-- Start --

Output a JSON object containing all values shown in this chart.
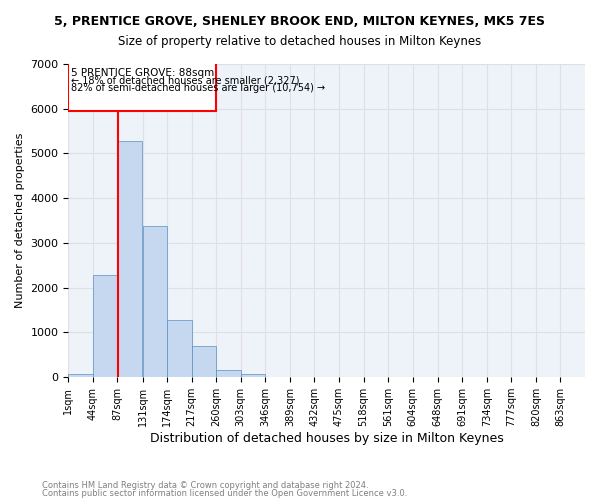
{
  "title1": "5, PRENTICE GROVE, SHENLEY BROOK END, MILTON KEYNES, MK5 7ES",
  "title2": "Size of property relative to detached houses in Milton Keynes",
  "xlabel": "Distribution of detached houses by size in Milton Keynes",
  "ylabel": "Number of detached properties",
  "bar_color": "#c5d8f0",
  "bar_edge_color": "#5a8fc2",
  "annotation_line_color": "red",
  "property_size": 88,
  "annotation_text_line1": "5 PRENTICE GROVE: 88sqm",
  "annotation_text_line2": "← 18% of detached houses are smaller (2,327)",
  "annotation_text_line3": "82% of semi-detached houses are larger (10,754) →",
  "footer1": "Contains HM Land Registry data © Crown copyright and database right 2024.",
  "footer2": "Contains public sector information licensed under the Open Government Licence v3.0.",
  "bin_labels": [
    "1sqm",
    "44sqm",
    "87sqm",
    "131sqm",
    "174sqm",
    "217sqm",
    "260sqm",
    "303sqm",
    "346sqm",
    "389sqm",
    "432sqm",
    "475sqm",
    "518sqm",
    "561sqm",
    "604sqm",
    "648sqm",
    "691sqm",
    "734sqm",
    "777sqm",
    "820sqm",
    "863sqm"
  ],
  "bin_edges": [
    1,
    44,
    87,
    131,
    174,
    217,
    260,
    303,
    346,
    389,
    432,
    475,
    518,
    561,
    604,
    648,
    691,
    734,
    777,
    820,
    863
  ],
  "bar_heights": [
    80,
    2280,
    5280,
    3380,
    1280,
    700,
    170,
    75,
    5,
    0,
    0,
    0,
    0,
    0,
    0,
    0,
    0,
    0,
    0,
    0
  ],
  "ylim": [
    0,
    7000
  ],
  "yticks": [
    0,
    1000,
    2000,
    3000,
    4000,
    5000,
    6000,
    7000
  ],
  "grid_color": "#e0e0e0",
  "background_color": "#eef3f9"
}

-- End --

Retype the entries word for word. Omit any images.

## CORRECT ANSWER
Output a JSON object containing all values shown in this chart.
{
  "title1": "5, PRENTICE GROVE, SHENLEY BROOK END, MILTON KEYNES, MK5 7ES",
  "title2": "Size of property relative to detached houses in Milton Keynes",
  "xlabel": "Distribution of detached houses by size in Milton Keynes",
  "ylabel": "Number of detached properties",
  "bar_color": "#c5d8f0",
  "bar_edge_color": "#5a8fc2",
  "annotation_line_color": "red",
  "property_size": 88,
  "annotation_text_line1": "5 PRENTICE GROVE: 88sqm",
  "annotation_text_line2": "← 18% of detached houses are smaller (2,327)",
  "annotation_text_line3": "82% of semi-detached houses are larger (10,754) →",
  "footer1": "Contains HM Land Registry data © Crown copyright and database right 2024.",
  "footer2": "Contains public sector information licensed under the Open Government Licence v3.0.",
  "bin_labels": [
    "1sqm",
    "44sqm",
    "87sqm",
    "131sqm",
    "174sqm",
    "217sqm",
    "260sqm",
    "303sqm",
    "346sqm",
    "389sqm",
    "432sqm",
    "475sqm",
    "518sqm",
    "561sqm",
    "604sqm",
    "648sqm",
    "691sqm",
    "734sqm",
    "777sqm",
    "820sqm",
    "863sqm"
  ],
  "bin_edges": [
    1,
    44,
    87,
    131,
    174,
    217,
    260,
    303,
    346,
    389,
    432,
    475,
    518,
    561,
    604,
    648,
    691,
    734,
    777,
    820,
    863
  ],
  "bar_heights": [
    80,
    2280,
    5280,
    3380,
    1280,
    700,
    170,
    75,
    5,
    0,
    0,
    0,
    0,
    0,
    0,
    0,
    0,
    0,
    0,
    0
  ],
  "ylim": [
    0,
    7000
  ],
  "yticks": [
    0,
    1000,
    2000,
    3000,
    4000,
    5000,
    6000,
    7000
  ],
  "grid_color": "#e0e0e0",
  "background_color": "#eef3f9"
}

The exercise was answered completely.